■ Required work ■
Set down all of the data exactly as it appears.
== Dataset ==
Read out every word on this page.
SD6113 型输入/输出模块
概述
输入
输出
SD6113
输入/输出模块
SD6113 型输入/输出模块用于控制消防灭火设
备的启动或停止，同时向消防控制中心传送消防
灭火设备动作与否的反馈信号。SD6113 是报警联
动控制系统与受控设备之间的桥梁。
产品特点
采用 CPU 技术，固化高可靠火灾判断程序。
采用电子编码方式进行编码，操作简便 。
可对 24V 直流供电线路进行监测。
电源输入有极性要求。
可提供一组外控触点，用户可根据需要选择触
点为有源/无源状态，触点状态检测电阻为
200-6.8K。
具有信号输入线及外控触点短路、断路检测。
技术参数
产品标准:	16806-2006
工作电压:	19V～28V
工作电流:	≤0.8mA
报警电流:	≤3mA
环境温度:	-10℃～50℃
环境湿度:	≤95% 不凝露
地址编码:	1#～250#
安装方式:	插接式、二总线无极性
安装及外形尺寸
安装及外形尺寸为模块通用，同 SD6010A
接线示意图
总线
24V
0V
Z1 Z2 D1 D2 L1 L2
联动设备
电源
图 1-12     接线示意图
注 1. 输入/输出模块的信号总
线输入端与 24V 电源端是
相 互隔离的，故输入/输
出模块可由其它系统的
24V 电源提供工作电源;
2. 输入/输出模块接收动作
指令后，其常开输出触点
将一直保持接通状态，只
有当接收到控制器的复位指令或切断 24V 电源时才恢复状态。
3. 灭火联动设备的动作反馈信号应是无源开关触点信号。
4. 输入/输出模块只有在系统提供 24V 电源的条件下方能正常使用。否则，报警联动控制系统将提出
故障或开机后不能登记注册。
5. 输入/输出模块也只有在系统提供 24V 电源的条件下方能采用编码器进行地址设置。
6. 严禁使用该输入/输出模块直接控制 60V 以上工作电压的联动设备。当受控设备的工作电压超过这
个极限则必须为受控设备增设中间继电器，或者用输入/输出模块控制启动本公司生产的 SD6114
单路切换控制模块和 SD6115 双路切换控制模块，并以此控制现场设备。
===
■ Result of this task ■
Read out every word on this page.
SD6113 型输入/输出模块
概述
输入
输出
SD6113
输入/输出模块
SD6113 型输入/输出模块用于控制消防灭火设
备的启动或停止，同时向消防控制中心传送消防
灭火设备动作与否的反馈信号。SD6113 是报警联
动控制系统与受控设备之间的桥梁。
产品特点
采用 CPU 技术，固化高可靠火灾判断程序。
采用电子编码方式进行编码，操作简便 。
可对 24V 直流供电线路进行监测。
电源输入有极性要求。
可提供一组外控触点，用户可根据需要选择触
点为有源/无源状态，触点状态检测电阻为
200-6.8K。
具有信号输入线及外控触点短路、断路检测。
技术参数
产品标准:	16806-2006
工作电压:	19V～28V
工作电流:	≤0.8mA
报警电流:	≤3mA
环境温度:	-10℃～50℃
环境湿度:	≤95% 不凝露
地址编码:	1#～250#
安装方式:	插接式、二总线无极性
安装及外形尺寸
安装及外形尺寸为模块通用，同 SD6010A
接线示意图
总线
24V
0V
Z1 Z2 D1 D2 L1 L2
联动设备
电源
图 1-12     接线示意图
注 1. 输入/输出模块的信号总
线输入端与 24V 电源端是
相 互隔离的，故输入/输
出模块可由其它系统的
24V 电源提供工作电源;
2. 输入/输出模块接收动作
指令后，其常开输出触点
将一直保持接通状态，只
有当接收到控制器的复位指令或切断 24V 电源时才恢复状态。
3. 灭火联动设备的动作反馈信号应是无源开关触点信号。
4. 输入/输出模块只有在系统提供 24V 电源的条件下方能正常使用。否则，报警联动控制系统将提出
故障或开机后不能登记注册。
5. 输入/输出模块也只有在系统提供 24V 电源的条件下方能采用编码器进行地址设置。
6. 严禁使用该输入/输出模块直接控制 60V 以上工作电压的联动设备。当受控设备的工作电压超过这
个极限则必须为受控设备增设中间继电器，或者用输入/输出模块控制启动本公司生产的 SD6114
单路切换控制模块和 SD6115 双路切换控制模块，并以此控制现场设备。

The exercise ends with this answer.